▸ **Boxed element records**
— BEGIN —

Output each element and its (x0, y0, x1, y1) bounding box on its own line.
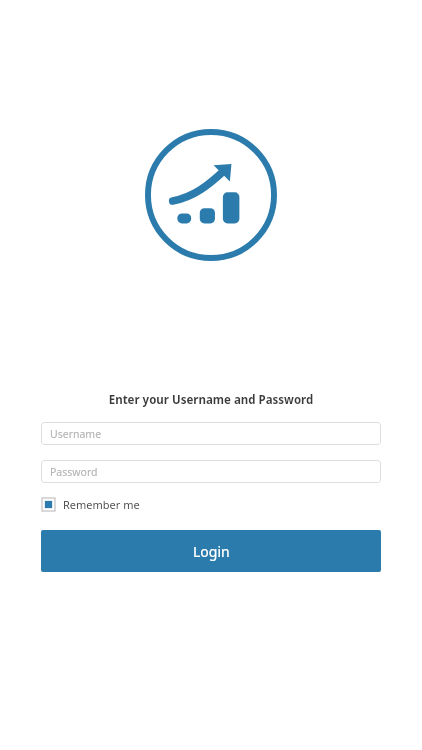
staticText: Remember me (63, 497, 140, 512)
button[interactable]: Password (41, 460, 381, 483)
staticText: Username (50, 427, 102, 441)
staticText: Login (193, 542, 230, 561)
button[interactable]: Remember me checkbox (41, 495, 141, 514)
button[interactable]: Login (41, 530, 381, 572)
staticText: Enter your Username and Password (0, 392, 422, 408)
button[interactable]: Username (41, 422, 381, 445)
staticText: Password (50, 465, 98, 479)
other: Remember me checkbox (42, 498, 55, 511)
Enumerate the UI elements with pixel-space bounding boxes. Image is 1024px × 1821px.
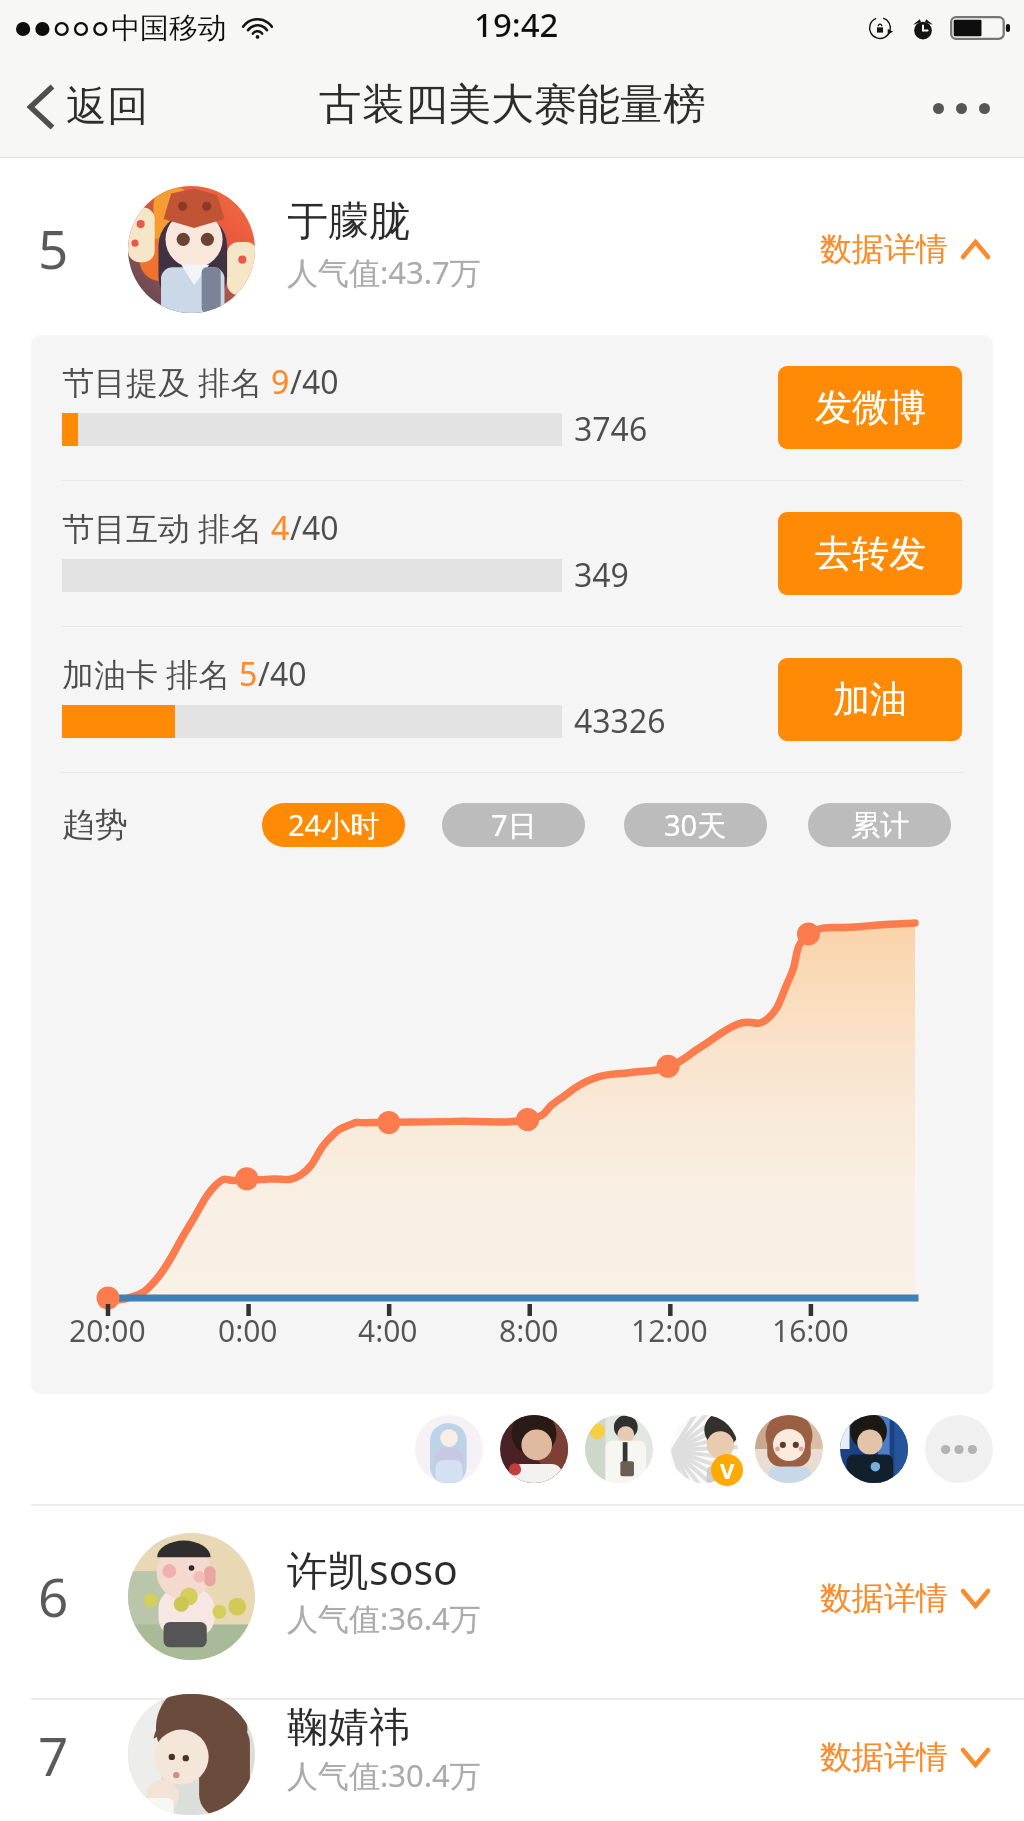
staticText: /40 <box>290 506 339 550</box>
button[interactable]: 7 <box>0 1700 1024 1821</box>
button[interactable]: 数据详情 <box>806 215 1024 283</box>
staticText: 43326 <box>574 699 666 743</box>
button[interactable]: 数据详情 <box>806 1564 1024 1632</box>
button[interactable]: 6 <box>0 1506 1024 1698</box>
staticText: 去转发 <box>815 530 926 577</box>
staticText: /40 <box>258 652 307 696</box>
button[interactable]: 数据详情 <box>806 1723 1024 1791</box>
staticText: 19:42 <box>474 2 559 47</box>
staticText: 中国移动 <box>111 10 227 47</box>
staticText: 6 <box>38 1560 69 1632</box>
button[interactable]: 24小时 <box>262 803 405 847</box>
staticText: /40 <box>290 360 339 404</box>
button[interactable]: 30天 <box>624 803 767 847</box>
staticText: 人气值:43.7万 <box>287 251 481 293</box>
staticText: 20:00 <box>69 1310 146 1351</box>
button[interactable]: Supporter <box>840 1415 908 1483</box>
staticText: 7日 <box>491 805 537 845</box>
button[interactable]: 去转发 <box>778 512 962 595</box>
staticText: 8:00 <box>499 1310 559 1351</box>
staticText: 趋势 <box>62 804 128 846</box>
staticText: 数据详情 <box>820 1578 948 1618</box>
staticText: 数据详情 <box>820 1737 948 1777</box>
staticText: 鞠婧祎 <box>287 1702 410 1754</box>
staticText: 于朦胧 <box>287 196 410 248</box>
button[interactable]: Supporter <box>585 1415 653 1483</box>
staticText: 9 <box>271 360 290 404</box>
staticText: 24小时 <box>288 805 380 845</box>
staticText: 7 <box>38 1719 69 1791</box>
staticText: 加油 <box>833 676 907 723</box>
staticText: 节目互动 排名 <box>62 506 271 550</box>
staticText: 许凯soso <box>287 1541 458 1597</box>
staticText: 3746 <box>574 407 648 451</box>
button[interactable]: Supporter <box>500 1415 568 1483</box>
staticText: 数据详情 <box>820 229 948 269</box>
staticText: 累计 <box>851 807 909 844</box>
staticText: V <box>720 1455 735 1485</box>
button[interactable]: 返回 <box>0 71 166 143</box>
button[interactable]: More supporters <box>925 1415 993 1483</box>
staticText: 人气值:30.4万 <box>287 1754 481 1796</box>
staticText: 人气值:36.4万 <box>287 1597 481 1639</box>
staticText: 节目提及 排名 <box>62 360 271 404</box>
staticText: 发微博 <box>815 384 926 431</box>
staticText: 返回 <box>66 81 148 133</box>
button[interactable]: 累计 <box>808 803 951 847</box>
button[interactable]: Supporter <box>670 1415 738 1483</box>
staticText: 349 <box>574 553 629 597</box>
staticText: 16:00 <box>772 1310 849 1351</box>
button[interactable]: 7日 <box>442 803 585 847</box>
staticText: 30天 <box>664 805 727 845</box>
button[interactable]: Supporter <box>755 1415 823 1483</box>
staticText: 4 <box>271 506 290 550</box>
staticText: 5 <box>38 212 69 284</box>
staticText: 12:00 <box>631 1310 708 1351</box>
staticText: 5 <box>239 652 258 696</box>
button[interactable]: Supporter <box>415 1415 483 1483</box>
button[interactable]: 加油 <box>778 658 962 741</box>
staticText: 0:00 <box>218 1310 278 1351</box>
button[interactable]: 发微博 <box>778 366 962 449</box>
staticText: 4:00 <box>358 1310 418 1351</box>
staticText: 古装四美大赛能量榜 <box>319 78 706 132</box>
button[interactable]: More options <box>911 73 1012 144</box>
staticText: 加油卡 排名 <box>62 652 239 696</box>
button[interactable]: 5 <box>0 158 1024 335</box>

— END —

▸ **Work instructions**
Please retype every line of the records above word for word, leaving the pictures out of your answer.

▸ **Exercise output**
Output each element and its (x0, y0, x1, y1) bounding box on its own line.
staticText: Remember me (63, 497, 140, 512)
button[interactable]: Password (41, 460, 381, 483)
staticText: Username (50, 427, 102, 441)
staticText: Login (193, 542, 230, 561)
button[interactable]: Remember me checkbox (41, 495, 141, 514)
button[interactable]: Login (41, 530, 381, 572)
staticText: Enter your Username and Password (0, 392, 422, 408)
button[interactable]: Username (41, 422, 381, 445)
staticText: Password (50, 465, 98, 479)
other: Remember me checkbox (42, 498, 55, 511)
Enumerate the UI elements with pixel-space bounding boxes. Image is 1024px × 1821px.
staticText: /40 <box>290 506 339 550</box>
button[interactable]: 7 <box>0 1700 1024 1821</box>
button[interactable]: 数据详情 <box>806 215 1024 283</box>
staticText: 43326 <box>574 699 666 743</box>
button[interactable]: 数据详情 <box>806 1564 1024 1632</box>
button[interactable]: 6 <box>0 1506 1024 1698</box>
staticText: 去转发 <box>815 530 926 577</box>
staticText: /40 <box>258 652 307 696</box>
button[interactable]: 数据详情 <box>806 1723 1024 1791</box>
staticText: 19:42 <box>474 2 559 47</box>
staticText: 中国移动 <box>111 10 227 47</box>
staticText: 6 <box>38 1560 69 1632</box>
button[interactable]: 24小时 <box>262 803 405 847</box>
staticText: /40 <box>290 360 339 404</box>
button[interactable]: 30天 <box>624 803 767 847</box>
staticText: 人气值:43.7万 <box>287 251 481 293</box>
staticText: 20:00 <box>69 1310 146 1351</box>
button[interactable]: Supporter <box>840 1415 908 1483</box>
staticText: 7日 <box>491 805 537 845</box>
button[interactable]: 去转发 <box>778 512 962 595</box>
staticText: 8:00 <box>499 1310 559 1351</box>
staticText: 趋势 <box>62 804 128 846</box>
staticText: 数据详情 <box>820 1578 948 1618</box>
staticText: 数据详情 <box>820 1737 948 1777</box>
staticText: 鞠婧祎 <box>287 1702 410 1754</box>
staticText: 于朦胧 <box>287 196 410 248</box>
button[interactable]: Supporter <box>585 1415 653 1483</box>
staticText: 9 <box>271 360 290 404</box>
staticText: 24小时 <box>288 805 380 845</box>
staticText: 7 <box>38 1719 69 1791</box>
staticText: 加油 <box>833 676 907 723</box>
staticText: 节目互动 排名 <box>62 506 271 550</box>
staticText: 许凯soso <box>287 1541 458 1597</box>
staticText: 3746 <box>574 407 648 451</box>
button[interactable]: Supporter <box>500 1415 568 1483</box>
staticText: 数据详情 <box>820 229 948 269</box>
staticText: 累计 <box>851 807 909 844</box>
staticText: V <box>720 1455 735 1485</box>
button[interactable]: 返回 <box>0 71 166 143</box>
button[interactable]: More supporters <box>925 1415 993 1483</box>
staticText: 人气值:30.4万 <box>287 1754 481 1796</box>
staticText: 人气值:36.4万 <box>287 1597 481 1639</box>
staticText: 节目提及 排名 <box>62 360 271 404</box>
staticText: 发微博 <box>815 384 926 431</box>
staticText: 返回 <box>66 81 148 133</box>
button[interactable]: 累计 <box>808 803 951 847</box>
button[interactable]: Supporter <box>670 1415 738 1483</box>
staticText: 349 <box>574 553 629 597</box>
staticText: 16:00 <box>772 1310 849 1351</box>
button[interactable]: 7日 <box>442 803 585 847</box>
staticText: 30天 <box>664 805 727 845</box>
button[interactable]: Supporter <box>755 1415 823 1483</box>
staticText: 4 <box>271 506 290 550</box>
staticText: 5 <box>38 212 69 284</box>
staticText: 12:00 <box>631 1310 708 1351</box>
staticText: 5 <box>239 652 258 696</box>
button[interactable]: Supporter <box>415 1415 483 1483</box>
button[interactable]: 加油 <box>778 658 962 741</box>
staticText: 0:00 <box>218 1310 278 1351</box>
button[interactable]: 发微博 <box>778 366 962 449</box>
staticText: 4:00 <box>358 1310 418 1351</box>
staticText: 古装四美大赛能量榜 <box>319 78 706 132</box>
button[interactable]: More options <box>911 73 1012 144</box>
staticText: 加油卡 排名 <box>62 652 239 696</box>
button[interactable]: 5 <box>0 158 1024 335</box>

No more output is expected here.